---------- Provided data

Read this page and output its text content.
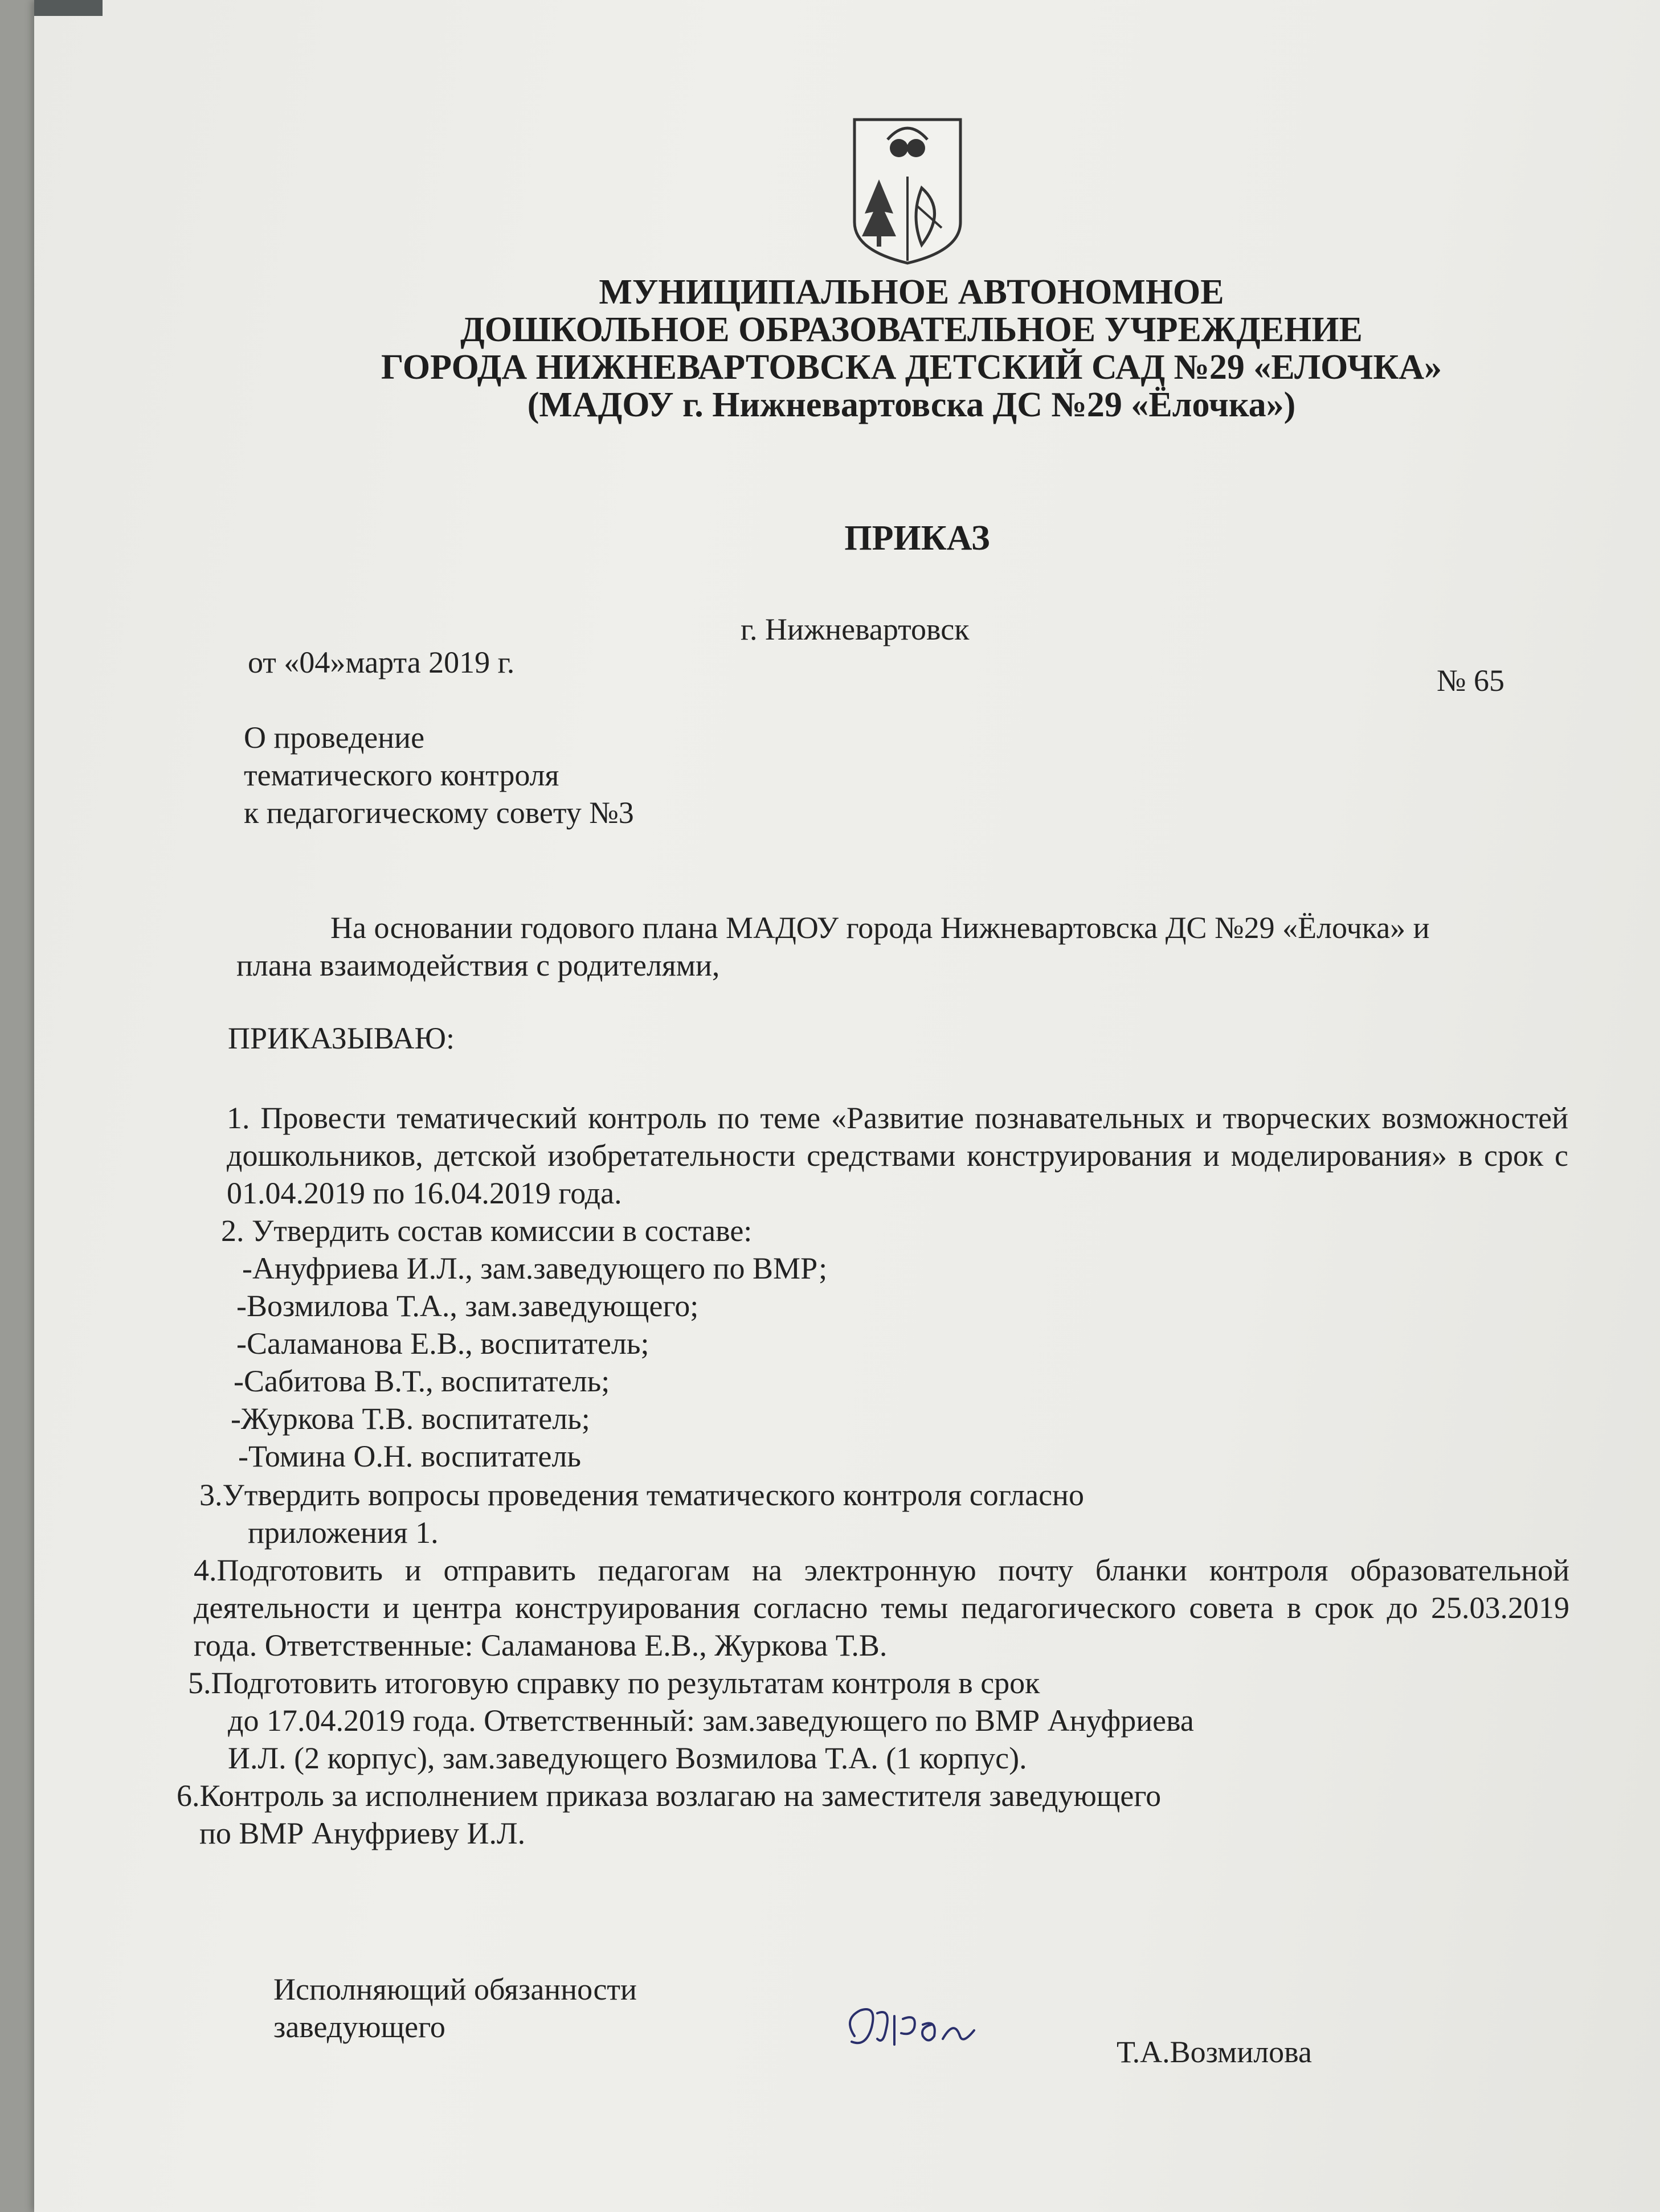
МУНИЦИПАЛЬНОЕ АВТОНОМНОЕ
ДОШКОЛЬНОЕ ОБРАЗОВАТЕЛЬНОЕ УЧРЕЖДЕНИЕ
ГОРОДА НИЖНЕВАРТОВСКА ДЕТСКИЙ САД №29 «ЕЛОЧКА»
(МАДОУ г. Нижневартовска ДС №29 «Ёлочка»)
ПРИКАЗ
г. Нижневартовск
от «04»марта 2019 г.
№ 65
О проведение
тематического контроля
к педагогическому совету №3
На основании годового плана МАДОУ города Нижневартовска ДС №29 «Ёлочка» и
плана взаимодействия с родителями,
ПРИКАЗЫВАЮ:
1. Провести тематический контроль по теме «Развитие познавательных и творческих возможностей дошкольников, детской изобретательности средствами конструирования и моделирования» в срок с 01.04.2019 по 16.04.2019 года.
2. Утвердить состав комиссии в составе:
-Ануфриева И.Л., зам.заведующего по ВМР;
-Возмилова Т.А., зам.заведующего;
-Саламанова Е.В., воспитатель;
-Сабитова В.Т., воспитатель;
-Журкова Т.В. воспитатель;
-Томина О.Н. воспитатель
3.Утвердить вопросы проведения тематического контроля согласно
приложения 1.
4.Подготовить и отправить педагогам на электронную почту бланки контроля образовательной деятельности и центра конструирования согласно темы педагогического совета в срок до 25.03.2019 года. Ответственные: Саламанова Е.В., Журкова Т.В.
5.Подготовить итоговую справку по результатам контроля в срок
до 17.04.2019 года. Ответственный: зам.заведующего по ВМР Ануфриева
И.Л. (2 корпус), зам.заведующего Возмилова Т.А. (1 корпус).
6.Контроль за исполнением приказа возлагаю на заместителя заведующего
по ВМР Ануфриеву И.Л.
Исполняющий обязанности
заведующего
Т.А.Возмилова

--------------------

**What you will do**
Output the records above exactly as they are, leaving out the pictures.

**Result**
Read this page and output its text content.
МУНИЦИПАЛЬНОЕ АВТОНОМНОЕ
ДОШКОЛЬНОЕ ОБРАЗОВАТЕЛЬНОЕ УЧРЕЖДЕНИЕ
ГОРОДА НИЖНЕВАРТОВСКА ДЕТСКИЙ САД №29 «ЕЛОЧКА»
(МАДОУ г. Нижневартовска ДС №29 «Ёлочка»)
ПРИКАЗ
г. Нижневартовск
от «04»марта 2019 г.
№ 65
О проведение
тематического контроля
к педагогическому совету №3
На основании годового плана МАДОУ города Нижневартовска ДС №29 «Ёлочка» и
плана взаимодействия с родителями,
ПРИКАЗЫВАЮ:
1. Провести тематический контроль по теме «Развитие познавательных и творческих возможностей дошкольников, детской изобретательности средствами конструирования и моделирования» в срок с 01.04.2019 по 16.04.2019 года.
2. Утвердить состав комиссии в составе:
-Ануфриева И.Л., зам.заведующего по ВМР;
-Возмилова Т.А., зам.заведующего;
-Саламанова Е.В., воспитатель;
-Сабитова В.Т., воспитатель;
-Журкова Т.В. воспитатель;
-Томина О.Н. воспитатель
3.Утвердить вопросы проведения тематического контроля согласно
приложения 1.
4.Подготовить и отправить педагогам на электронную почту бланки контроля образовательной деятельности и центра конструирования согласно темы педагогического совета в срок до 25.03.2019 года. Ответственные: Саламанова Е.В., Журкова Т.В.
5.Подготовить итоговую справку по результатам контроля в срок
до 17.04.2019 года. Ответственный: зам.заведующего по ВМР Ануфриева
И.Л. (2 корпус), зам.заведующего Возмилова Т.А. (1 корпус).
6.Контроль за исполнением приказа возлагаю на заместителя заведующего
по ВМР Ануфриеву И.Л.
Исполняющий обязанности
заведующего
Т.А.Возмилова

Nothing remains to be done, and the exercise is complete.